Instructions for the task: Locate each line below that includes "this" and reproduce it.

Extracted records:
-.-.-

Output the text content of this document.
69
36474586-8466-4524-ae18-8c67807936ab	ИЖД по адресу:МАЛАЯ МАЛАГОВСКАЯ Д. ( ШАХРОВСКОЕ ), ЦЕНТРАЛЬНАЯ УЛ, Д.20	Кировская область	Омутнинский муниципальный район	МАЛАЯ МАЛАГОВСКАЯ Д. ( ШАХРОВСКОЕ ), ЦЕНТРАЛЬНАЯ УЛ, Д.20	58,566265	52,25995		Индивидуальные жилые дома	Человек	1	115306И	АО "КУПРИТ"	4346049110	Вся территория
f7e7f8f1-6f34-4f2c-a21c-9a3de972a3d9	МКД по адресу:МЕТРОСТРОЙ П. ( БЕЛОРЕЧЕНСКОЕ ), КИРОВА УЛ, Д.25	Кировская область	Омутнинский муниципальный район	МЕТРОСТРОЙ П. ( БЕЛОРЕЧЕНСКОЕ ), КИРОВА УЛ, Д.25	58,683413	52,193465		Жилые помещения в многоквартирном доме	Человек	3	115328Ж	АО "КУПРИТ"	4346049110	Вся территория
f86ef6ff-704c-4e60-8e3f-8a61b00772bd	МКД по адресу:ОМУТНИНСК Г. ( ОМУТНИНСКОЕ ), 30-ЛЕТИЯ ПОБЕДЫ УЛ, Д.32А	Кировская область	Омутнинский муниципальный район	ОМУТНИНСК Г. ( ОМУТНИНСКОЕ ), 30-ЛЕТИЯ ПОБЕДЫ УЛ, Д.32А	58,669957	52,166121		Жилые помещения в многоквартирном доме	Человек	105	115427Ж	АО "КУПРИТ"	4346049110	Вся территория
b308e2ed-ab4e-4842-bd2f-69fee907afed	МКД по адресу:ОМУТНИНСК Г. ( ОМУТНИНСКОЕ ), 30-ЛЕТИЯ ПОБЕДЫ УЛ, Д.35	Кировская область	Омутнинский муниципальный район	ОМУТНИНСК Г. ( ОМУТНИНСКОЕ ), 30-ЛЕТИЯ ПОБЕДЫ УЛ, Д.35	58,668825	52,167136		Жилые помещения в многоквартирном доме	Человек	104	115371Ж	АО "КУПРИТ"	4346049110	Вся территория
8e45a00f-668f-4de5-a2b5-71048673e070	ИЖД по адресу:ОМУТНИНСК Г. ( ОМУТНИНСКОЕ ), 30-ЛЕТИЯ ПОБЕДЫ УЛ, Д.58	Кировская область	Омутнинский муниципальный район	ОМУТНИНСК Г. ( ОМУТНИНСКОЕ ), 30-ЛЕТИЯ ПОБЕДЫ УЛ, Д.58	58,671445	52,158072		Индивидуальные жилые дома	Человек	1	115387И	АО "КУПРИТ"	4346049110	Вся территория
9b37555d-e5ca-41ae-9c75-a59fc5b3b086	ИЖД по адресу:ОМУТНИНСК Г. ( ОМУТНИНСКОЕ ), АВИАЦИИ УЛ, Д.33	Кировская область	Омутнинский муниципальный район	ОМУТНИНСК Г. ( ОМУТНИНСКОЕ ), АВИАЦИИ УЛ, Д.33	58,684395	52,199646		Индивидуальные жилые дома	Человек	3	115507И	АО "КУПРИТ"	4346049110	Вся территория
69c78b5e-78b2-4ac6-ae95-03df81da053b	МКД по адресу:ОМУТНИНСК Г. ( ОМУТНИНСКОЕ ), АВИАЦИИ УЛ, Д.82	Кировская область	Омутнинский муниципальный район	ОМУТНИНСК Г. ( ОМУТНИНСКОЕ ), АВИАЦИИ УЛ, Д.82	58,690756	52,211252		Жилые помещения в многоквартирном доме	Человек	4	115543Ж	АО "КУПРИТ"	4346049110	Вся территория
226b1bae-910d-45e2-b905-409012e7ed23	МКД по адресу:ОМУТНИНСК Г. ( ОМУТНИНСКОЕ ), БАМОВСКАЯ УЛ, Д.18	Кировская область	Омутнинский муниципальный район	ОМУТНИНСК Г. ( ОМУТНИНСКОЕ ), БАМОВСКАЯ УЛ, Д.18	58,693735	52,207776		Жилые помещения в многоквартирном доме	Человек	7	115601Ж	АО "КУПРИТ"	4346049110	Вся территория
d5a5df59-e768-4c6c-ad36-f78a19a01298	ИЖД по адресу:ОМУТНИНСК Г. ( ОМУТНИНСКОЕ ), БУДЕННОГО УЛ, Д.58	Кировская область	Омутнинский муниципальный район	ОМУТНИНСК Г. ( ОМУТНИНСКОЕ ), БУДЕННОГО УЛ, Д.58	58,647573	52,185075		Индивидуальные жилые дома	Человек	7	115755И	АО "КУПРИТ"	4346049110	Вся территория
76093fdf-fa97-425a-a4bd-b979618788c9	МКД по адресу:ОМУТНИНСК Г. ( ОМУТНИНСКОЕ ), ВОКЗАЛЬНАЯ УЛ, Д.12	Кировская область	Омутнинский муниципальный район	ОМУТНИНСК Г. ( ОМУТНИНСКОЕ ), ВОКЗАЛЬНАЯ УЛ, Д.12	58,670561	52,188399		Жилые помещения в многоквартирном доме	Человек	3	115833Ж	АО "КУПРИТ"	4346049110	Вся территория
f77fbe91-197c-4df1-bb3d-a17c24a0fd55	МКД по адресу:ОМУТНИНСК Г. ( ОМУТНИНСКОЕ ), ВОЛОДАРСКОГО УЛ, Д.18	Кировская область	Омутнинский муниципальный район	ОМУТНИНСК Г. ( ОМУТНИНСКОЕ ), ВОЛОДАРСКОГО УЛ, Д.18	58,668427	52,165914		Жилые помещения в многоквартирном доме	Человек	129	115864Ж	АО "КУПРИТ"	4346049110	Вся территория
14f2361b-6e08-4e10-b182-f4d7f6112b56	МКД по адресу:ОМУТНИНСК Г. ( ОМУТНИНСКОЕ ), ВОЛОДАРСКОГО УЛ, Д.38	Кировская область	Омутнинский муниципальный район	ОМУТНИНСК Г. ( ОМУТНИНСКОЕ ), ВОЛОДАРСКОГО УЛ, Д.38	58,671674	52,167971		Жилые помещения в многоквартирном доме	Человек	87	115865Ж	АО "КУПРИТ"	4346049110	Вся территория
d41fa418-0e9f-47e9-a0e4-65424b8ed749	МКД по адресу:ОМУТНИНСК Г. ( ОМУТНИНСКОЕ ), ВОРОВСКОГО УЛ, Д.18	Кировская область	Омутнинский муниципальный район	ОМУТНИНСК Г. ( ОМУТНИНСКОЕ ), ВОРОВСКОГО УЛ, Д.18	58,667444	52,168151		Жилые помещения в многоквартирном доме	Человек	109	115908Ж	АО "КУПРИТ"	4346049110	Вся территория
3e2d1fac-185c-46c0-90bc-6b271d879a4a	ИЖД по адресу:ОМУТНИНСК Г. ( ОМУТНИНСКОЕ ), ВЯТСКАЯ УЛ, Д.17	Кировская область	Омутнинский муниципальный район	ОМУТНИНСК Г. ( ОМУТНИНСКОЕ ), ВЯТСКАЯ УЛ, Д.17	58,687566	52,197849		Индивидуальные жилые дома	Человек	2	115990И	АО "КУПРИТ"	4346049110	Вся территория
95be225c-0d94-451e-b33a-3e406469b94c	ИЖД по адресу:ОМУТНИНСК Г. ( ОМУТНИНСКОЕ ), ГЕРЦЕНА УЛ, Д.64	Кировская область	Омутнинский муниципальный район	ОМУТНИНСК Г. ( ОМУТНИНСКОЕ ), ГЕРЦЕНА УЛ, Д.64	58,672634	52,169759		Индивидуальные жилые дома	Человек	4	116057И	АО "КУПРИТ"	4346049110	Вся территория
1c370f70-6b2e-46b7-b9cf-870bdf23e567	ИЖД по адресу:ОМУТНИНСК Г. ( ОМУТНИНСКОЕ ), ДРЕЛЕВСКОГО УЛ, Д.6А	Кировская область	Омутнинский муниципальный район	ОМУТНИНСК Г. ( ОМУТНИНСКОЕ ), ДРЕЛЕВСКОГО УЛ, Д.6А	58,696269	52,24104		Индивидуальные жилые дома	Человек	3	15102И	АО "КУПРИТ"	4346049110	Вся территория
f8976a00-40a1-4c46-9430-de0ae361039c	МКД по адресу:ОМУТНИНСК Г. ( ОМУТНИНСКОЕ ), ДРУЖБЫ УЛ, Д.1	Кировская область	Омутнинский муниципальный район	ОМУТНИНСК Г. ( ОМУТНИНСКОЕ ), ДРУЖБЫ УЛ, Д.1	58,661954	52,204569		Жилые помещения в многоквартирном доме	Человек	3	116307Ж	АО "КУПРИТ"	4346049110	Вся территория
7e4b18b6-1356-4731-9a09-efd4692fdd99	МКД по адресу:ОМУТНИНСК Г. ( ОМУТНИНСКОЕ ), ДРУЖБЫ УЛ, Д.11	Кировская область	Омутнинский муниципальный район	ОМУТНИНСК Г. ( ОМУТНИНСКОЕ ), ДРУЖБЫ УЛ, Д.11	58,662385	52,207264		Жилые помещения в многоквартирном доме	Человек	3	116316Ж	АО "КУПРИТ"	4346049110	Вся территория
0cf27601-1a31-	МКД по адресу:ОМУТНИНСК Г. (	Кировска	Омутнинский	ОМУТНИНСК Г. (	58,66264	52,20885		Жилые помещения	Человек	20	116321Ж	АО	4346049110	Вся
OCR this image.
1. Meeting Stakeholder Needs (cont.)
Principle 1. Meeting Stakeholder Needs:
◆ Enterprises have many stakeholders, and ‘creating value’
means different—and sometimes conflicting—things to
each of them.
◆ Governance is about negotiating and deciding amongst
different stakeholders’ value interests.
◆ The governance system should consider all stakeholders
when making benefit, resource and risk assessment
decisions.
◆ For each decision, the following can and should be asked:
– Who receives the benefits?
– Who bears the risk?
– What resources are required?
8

-.-.-

Written response:
Output the text content of this document.
OCR this image.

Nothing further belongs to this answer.